▼

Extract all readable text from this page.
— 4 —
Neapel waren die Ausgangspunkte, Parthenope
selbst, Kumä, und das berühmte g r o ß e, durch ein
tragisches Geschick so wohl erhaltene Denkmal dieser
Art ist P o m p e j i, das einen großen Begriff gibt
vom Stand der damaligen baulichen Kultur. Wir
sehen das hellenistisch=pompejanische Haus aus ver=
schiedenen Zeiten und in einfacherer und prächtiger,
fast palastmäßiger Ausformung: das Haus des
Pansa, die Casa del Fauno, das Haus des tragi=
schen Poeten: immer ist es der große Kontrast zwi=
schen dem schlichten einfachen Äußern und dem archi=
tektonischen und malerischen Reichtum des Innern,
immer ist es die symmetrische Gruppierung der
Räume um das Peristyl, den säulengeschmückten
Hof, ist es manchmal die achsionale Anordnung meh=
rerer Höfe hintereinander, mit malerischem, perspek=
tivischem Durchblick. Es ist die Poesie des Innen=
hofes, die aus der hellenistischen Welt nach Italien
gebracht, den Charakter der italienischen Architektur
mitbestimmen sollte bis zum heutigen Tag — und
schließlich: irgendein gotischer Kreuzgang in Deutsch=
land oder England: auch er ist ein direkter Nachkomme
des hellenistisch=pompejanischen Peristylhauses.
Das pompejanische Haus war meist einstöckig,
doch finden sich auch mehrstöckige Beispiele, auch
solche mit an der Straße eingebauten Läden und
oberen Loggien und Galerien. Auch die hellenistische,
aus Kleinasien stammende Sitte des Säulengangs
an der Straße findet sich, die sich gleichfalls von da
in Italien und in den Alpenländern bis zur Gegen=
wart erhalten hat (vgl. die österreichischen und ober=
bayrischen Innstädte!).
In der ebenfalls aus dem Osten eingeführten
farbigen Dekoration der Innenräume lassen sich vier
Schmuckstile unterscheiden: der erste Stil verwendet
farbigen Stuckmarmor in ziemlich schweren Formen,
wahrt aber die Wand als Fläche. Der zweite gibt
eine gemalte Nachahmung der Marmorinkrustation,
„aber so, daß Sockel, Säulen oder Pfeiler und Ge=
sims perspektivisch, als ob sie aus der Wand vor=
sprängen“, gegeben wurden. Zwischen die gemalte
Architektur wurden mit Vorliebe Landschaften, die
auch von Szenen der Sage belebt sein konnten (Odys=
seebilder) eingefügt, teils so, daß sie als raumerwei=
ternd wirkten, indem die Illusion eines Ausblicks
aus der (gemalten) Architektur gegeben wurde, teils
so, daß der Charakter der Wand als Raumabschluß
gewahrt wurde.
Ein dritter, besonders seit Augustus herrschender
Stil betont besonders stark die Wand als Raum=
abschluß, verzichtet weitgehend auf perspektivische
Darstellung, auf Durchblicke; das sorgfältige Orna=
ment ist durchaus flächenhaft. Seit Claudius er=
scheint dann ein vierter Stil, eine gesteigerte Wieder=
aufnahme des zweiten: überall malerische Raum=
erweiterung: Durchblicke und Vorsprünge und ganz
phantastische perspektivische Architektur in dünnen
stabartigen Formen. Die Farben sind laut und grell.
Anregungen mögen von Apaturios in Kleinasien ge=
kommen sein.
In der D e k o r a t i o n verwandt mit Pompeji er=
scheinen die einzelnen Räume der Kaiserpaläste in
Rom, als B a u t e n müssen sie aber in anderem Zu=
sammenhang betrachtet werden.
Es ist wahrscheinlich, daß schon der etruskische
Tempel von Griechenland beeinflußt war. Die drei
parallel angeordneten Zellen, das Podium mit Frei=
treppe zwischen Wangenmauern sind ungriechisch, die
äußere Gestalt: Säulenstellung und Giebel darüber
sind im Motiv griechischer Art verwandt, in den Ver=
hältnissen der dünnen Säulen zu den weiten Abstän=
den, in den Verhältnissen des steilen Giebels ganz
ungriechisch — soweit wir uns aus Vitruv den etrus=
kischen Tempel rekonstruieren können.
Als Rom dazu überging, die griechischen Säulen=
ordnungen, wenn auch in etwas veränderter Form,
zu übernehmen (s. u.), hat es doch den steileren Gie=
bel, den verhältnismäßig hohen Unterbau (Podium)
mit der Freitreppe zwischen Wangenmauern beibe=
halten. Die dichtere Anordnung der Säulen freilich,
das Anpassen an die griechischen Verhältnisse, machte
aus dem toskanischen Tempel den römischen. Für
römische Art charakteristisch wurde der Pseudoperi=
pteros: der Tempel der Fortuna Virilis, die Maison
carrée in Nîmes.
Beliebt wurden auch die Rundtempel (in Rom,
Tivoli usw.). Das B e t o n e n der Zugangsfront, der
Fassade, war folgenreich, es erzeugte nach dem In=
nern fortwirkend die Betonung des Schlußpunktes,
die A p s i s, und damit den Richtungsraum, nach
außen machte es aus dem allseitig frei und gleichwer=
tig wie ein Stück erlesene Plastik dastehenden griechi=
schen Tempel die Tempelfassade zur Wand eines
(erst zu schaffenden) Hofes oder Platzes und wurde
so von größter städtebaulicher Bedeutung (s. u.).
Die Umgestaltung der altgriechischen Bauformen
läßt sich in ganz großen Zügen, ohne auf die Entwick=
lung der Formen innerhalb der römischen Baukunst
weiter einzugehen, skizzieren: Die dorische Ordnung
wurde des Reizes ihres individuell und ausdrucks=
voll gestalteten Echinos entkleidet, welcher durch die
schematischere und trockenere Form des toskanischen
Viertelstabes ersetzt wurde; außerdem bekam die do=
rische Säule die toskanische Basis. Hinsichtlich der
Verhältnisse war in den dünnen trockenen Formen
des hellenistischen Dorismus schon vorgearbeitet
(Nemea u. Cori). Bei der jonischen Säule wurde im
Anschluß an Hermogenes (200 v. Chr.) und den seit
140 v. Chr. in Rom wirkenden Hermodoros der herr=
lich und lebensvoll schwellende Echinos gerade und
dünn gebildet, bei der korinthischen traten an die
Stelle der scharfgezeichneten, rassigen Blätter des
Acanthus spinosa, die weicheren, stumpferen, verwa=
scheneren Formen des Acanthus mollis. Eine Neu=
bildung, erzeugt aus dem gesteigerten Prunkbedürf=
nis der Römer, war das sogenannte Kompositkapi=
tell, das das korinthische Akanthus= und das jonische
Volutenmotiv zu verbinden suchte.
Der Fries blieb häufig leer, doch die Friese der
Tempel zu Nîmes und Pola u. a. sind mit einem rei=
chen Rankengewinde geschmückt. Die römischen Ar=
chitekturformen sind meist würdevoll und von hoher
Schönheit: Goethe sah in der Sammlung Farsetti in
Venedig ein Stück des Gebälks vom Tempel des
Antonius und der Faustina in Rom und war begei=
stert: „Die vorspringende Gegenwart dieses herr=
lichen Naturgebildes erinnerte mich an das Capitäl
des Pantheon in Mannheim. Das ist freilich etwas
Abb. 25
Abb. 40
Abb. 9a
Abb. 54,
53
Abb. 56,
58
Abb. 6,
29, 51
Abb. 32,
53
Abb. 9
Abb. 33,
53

▲

## TASK DIRECTIONS
Report the number of lines in the records above that include "Stil", leaving out any other words.

## EXERCISE RESPONSE
3